== Records for this task ==

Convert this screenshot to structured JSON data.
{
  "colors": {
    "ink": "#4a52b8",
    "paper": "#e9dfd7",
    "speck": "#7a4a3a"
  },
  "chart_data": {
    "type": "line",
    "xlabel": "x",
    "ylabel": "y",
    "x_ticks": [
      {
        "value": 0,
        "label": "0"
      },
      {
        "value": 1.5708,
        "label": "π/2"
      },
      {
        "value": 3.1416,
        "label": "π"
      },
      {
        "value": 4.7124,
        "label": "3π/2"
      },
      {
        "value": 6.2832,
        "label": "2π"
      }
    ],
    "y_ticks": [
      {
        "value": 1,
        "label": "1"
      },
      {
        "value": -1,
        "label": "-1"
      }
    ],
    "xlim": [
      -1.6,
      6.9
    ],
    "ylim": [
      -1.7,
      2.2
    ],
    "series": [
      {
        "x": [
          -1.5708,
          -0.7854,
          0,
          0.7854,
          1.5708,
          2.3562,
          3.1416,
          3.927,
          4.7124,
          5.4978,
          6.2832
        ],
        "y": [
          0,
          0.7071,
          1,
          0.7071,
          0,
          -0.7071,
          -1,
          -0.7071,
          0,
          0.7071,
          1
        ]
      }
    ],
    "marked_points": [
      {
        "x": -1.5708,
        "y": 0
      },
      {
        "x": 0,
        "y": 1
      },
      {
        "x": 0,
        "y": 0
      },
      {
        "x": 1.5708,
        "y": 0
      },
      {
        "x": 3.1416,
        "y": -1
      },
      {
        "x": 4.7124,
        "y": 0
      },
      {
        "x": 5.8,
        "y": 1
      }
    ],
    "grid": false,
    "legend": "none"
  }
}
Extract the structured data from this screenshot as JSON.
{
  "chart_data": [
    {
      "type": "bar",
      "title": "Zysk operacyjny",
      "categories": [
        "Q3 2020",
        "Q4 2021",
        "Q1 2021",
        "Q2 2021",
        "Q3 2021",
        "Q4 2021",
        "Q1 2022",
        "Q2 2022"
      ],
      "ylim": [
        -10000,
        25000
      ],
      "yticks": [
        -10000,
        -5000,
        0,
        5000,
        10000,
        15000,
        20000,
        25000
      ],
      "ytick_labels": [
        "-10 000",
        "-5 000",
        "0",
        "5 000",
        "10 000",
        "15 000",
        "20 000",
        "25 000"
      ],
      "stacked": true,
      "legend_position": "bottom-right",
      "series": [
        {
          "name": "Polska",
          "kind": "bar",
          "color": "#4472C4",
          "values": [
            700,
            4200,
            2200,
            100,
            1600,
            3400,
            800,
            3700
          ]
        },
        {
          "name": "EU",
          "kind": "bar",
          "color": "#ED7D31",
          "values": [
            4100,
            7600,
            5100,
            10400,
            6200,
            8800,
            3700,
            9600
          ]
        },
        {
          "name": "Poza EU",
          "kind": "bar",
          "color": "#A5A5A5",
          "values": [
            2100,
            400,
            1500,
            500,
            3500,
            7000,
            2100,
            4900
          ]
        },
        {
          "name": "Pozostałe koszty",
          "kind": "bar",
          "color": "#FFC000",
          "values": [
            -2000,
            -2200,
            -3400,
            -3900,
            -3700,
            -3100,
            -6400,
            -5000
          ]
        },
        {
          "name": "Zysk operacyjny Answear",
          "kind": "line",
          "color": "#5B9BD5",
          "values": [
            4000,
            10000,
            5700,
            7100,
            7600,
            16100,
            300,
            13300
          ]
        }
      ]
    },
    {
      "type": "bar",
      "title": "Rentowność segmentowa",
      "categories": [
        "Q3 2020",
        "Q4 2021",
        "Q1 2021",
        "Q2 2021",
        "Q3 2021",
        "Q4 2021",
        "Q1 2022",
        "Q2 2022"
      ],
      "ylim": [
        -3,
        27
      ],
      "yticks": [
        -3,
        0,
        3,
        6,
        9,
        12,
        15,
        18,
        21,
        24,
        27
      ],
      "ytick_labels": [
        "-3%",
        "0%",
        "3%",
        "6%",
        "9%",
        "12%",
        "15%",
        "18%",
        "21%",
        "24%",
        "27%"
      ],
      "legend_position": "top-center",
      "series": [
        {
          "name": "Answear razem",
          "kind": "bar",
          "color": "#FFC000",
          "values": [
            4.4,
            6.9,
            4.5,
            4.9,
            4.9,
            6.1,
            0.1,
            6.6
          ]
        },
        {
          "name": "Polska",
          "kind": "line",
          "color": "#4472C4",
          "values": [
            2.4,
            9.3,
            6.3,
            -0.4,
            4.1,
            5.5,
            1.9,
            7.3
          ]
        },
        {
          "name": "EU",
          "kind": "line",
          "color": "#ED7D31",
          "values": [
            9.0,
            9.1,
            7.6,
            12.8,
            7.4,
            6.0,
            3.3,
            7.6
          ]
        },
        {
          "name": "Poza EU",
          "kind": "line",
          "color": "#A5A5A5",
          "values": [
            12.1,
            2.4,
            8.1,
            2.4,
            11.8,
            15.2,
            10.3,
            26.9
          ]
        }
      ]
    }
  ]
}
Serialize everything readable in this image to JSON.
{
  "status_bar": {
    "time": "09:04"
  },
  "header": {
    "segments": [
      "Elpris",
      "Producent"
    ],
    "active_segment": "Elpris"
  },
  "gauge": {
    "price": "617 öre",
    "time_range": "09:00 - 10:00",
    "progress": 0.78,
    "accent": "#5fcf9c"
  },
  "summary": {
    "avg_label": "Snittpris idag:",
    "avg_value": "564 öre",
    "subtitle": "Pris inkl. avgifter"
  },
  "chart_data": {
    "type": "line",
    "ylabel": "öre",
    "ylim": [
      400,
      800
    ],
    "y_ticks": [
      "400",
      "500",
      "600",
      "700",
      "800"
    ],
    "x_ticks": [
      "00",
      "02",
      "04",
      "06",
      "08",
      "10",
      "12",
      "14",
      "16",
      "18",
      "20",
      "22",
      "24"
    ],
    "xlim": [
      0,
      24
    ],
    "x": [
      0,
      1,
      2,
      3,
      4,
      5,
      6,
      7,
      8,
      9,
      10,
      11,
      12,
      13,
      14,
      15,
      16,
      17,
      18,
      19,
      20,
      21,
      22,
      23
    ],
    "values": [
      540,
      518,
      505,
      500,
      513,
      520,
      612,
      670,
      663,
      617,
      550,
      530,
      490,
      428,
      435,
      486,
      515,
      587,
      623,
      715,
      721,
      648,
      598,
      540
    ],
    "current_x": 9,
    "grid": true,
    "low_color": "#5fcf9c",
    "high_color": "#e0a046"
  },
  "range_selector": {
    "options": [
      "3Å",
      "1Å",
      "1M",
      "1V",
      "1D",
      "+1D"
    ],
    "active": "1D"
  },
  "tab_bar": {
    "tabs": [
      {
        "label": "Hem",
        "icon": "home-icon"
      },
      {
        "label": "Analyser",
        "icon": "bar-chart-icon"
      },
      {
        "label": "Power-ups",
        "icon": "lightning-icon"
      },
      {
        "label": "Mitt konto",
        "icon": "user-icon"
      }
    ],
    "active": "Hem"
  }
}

===

Write out every line of the material again, exactly as it reads.

Convert this screenshot to structured JSON data.
{
  "colors": {
    "ink": "#4a52b8",
    "paper": "#e9dfd7",
    "speck": "#7a4a3a"
  },
  "chart_data": {
    "type": "line",
    "xlabel": "x",
    "ylabel": "y",
    "x_ticks": [
      {
        "value": 0,
        "label": "0"
      },
      {
        "value": 1.5708,
        "label": "π/2"
      },
      {
        "value": 3.1416,
        "label": "π"
      },
      {
        "value": 4.7124,
        "label": "3π/2"
      },
      {
        "value": 6.2832,
        "label": "2π"
      }
    ],
    "y_ticks": [
      {
        "value": 1,
        "label": "1"
      },
      {
        "value": -1,
        "label": "-1"
      }
    ],
    "xlim": [
      -1.6,
      6.9
    ],
    "ylim": [
      -1.7,
      2.2
    ],
    "series": [
      {
        "x": [
          -1.5708,
          -0.7854,
          0,
          0.7854,
          1.5708,
          2.3562,
          3.1416,
          3.927,
          4.7124,
          5.4978,
          6.2832
        ],
        "y": [
          0,
          0.7071,
          1,
          0.7071,
          0,
          -0.7071,
          -1,
          -0.7071,
          0,
          0.7071,
          1
        ]
      }
    ],
    "marked_points": [
      {
        "x": -1.5708,
        "y": 0
      },
      {
        "x": 0,
        "y": 1
      },
      {
        "x": 0,
        "y": 0
      },
      {
        "x": 1.5708,
        "y": 0
      },
      {
        "x": 3.1416,
        "y": -1
      },
      {
        "x": 4.7124,
        "y": 0
      },
      {
        "x": 5.8,
        "y": 1
      }
    ],
    "grid": false,
    "legend": "none"
  }
}
Extract the structured data from this screenshot as JSON.
{
  "chart_data": [
    {
      "type": "bar",
      "title": "Zysk operacyjny",
      "categories": [
        "Q3 2020",
        "Q4 2021",
        "Q1 2021",
        "Q2 2021",
        "Q3 2021",
        "Q4 2021",
        "Q1 2022",
        "Q2 2022"
      ],
      "ylim": [
        -10000,
        25000
      ],
      "yticks": [
        -10000,
        -5000,
        0,
        5000,
        10000,
        15000,
        20000,
        25000
      ],
      "ytick_labels": [
        "-10 000",
        "-5 000",
        "0",
        "5 000",
        "10 000",
        "15 000",
        "20 000",
        "25 000"
      ],
      "stacked": true,
      "legend_position": "bottom-right",
      "series": [
        {
          "name": "Polska",
          "kind": "bar",
          "color": "#4472C4",
          "values": [
            700,
            4200,
            2200,
            100,
            1600,
            3400,
            800,
            3700
          ]
        },
        {
          "name": "EU",
          "kind": "bar",
          "color": "#ED7D31",
          "values": [
            4100,
            7600,
            5100,
            10400,
            6200,
            8800,
            3700,
            9600
          ]
        },
        {
          "name": "Poza EU",
          "kind": "bar",
          "color": "#A5A5A5",
          "values": [
            2100,
            400,
            1500,
            500,
            3500,
            7000,
            2100,
            4900
          ]
        },
        {
          "name": "Pozostałe koszty",
          "kind": "bar",
          "color": "#FFC000",
          "values": [
            -2000,
            -2200,
            -3400,
            -3900,
            -3700,
            -3100,
            -6400,
            -5000
          ]
        },
        {
          "name": "Zysk operacyjny Answear",
          "kind": "line",
          "color": "#5B9BD5",
          "values": [
            4000,
            10000,
            5700,
            7100,
            7600,
            16100,
            300,
            13300
          ]
        }
      ]
    },
    {
      "type": "bar",
      "title": "Rentowność segmentowa",
      "categories": [
        "Q3 2020",
        "Q4 2021",
        "Q1 2021",
        "Q2 2021",
        "Q3 2021",
        "Q4 2021",
        "Q1 2022",
        "Q2 2022"
      ],
      "ylim": [
        -3,
        27
      ],
      "yticks": [
        -3,
        0,
        3,
        6,
        9,
        12,
        15,
        18,
        21,
        24,
        27
      ],
      "ytick_labels": [
        "-3%",
        "0%",
        "3%",
        "6%",
        "9%",
        "12%",
        "15%",
        "18%",
        "21%",
        "24%",
        "27%"
      ],
      "legend_position": "top-center",
      "series": [
        {
          "name": "Answear razem",
          "kind": "bar",
          "color": "#FFC000",
          "values": [
            4.4,
            6.9,
            4.5,
            4.9,
            4.9,
            6.1,
            0.1,
            6.6
          ]
        },
        {
          "name": "Polska",
          "kind": "line",
          "color": "#4472C4",
          "values": [
            2.4,
            9.3,
            6.3,
            -0.4,
            4.1,
            5.5,
            1.9,
            7.3
          ]
        },
        {
          "name": "EU",
          "kind": "line",
          "color": "#ED7D31",
          "values": [
            9.0,
            9.1,
            7.6,
            12.8,
            7.4,
            6.0,
            3.3,
            7.6
          ]
        },
        {
          "name": "Poza EU",
          "kind": "line",
          "color": "#A5A5A5",
          "values": [
            12.1,
            2.4,
            8.1,
            2.4,
            11.8,
            15.2,
            10.3,
            26.9
          ]
        }
      ]
    }
  ]
}
Serialize everything readable in this image to JSON.
{
  "status_bar": {
    "time": "09:04"
  },
  "header": {
    "segments": [
      "Elpris",
      "Producent"
    ],
    "active_segment": "Elpris"
  },
  "gauge": {
    "price": "617 öre",
    "time_range": "09:00 - 10:00",
    "progress": 0.78,
    "accent": "#5fcf9c"
  },
  "summary": {
    "avg_label": "Snittpris idag:",
    "avg_value": "564 öre",
    "subtitle": "Pris inkl. avgifter"
  },
  "chart_data": {
    "type": "line",
    "ylabel": "öre",
    "ylim": [
      400,
      800
    ],
    "y_ticks": [
      "400",
      "500",
      "600",
      "700",
      "800"
    ],
    "x_ticks": [
      "00",
      "02",
      "04",
      "06",
      "08",
      "10",
      "12",
      "14",
      "16",
      "18",
      "20",
      "22",
      "24"
    ],
    "xlim": [
      0,
      24
    ],
    "x": [
      0,
      1,
      2,
      3,
      4,
      5,
      6,
      7,
      8,
      9,
      10,
      11,
      12,
      13,
      14,
      15,
      16,
      17,
      18,
      19,
      20,
      21,
      22,
      23
    ],
    "values": [
      540,
      518,
      505,
      500,
      513,
      520,
      612,
      670,
      663,
      617,
      550,
      530,
      490,
      428,
      435,
      486,
      515,
      587,
      623,
      715,
      721,
      648,
      598,
      540
    ],
    "current_x": 9,
    "grid": true,
    "low_color": "#5fcf9c",
    "high_color": "#e0a046"
  },
  "range_selector": {
    "options": [
      "3Å",
      "1Å",
      "1M",
      "1V",
      "1D",
      "+1D"
    ],
    "active": "1D"
  },
  "tab_bar": {
    "tabs": [
      {
        "label": "Hem",
        "icon": "home-icon"
      },
      {
        "label": "Analyser",
        "icon": "bar-chart-icon"
      },
      {
        "label": "Power-ups",
        "icon": "lightning-icon"
      },
      {
        "label": "Mitt konto",
        "icon": "user-icon"
      }
    ],
    "active": "Hem"
  }
}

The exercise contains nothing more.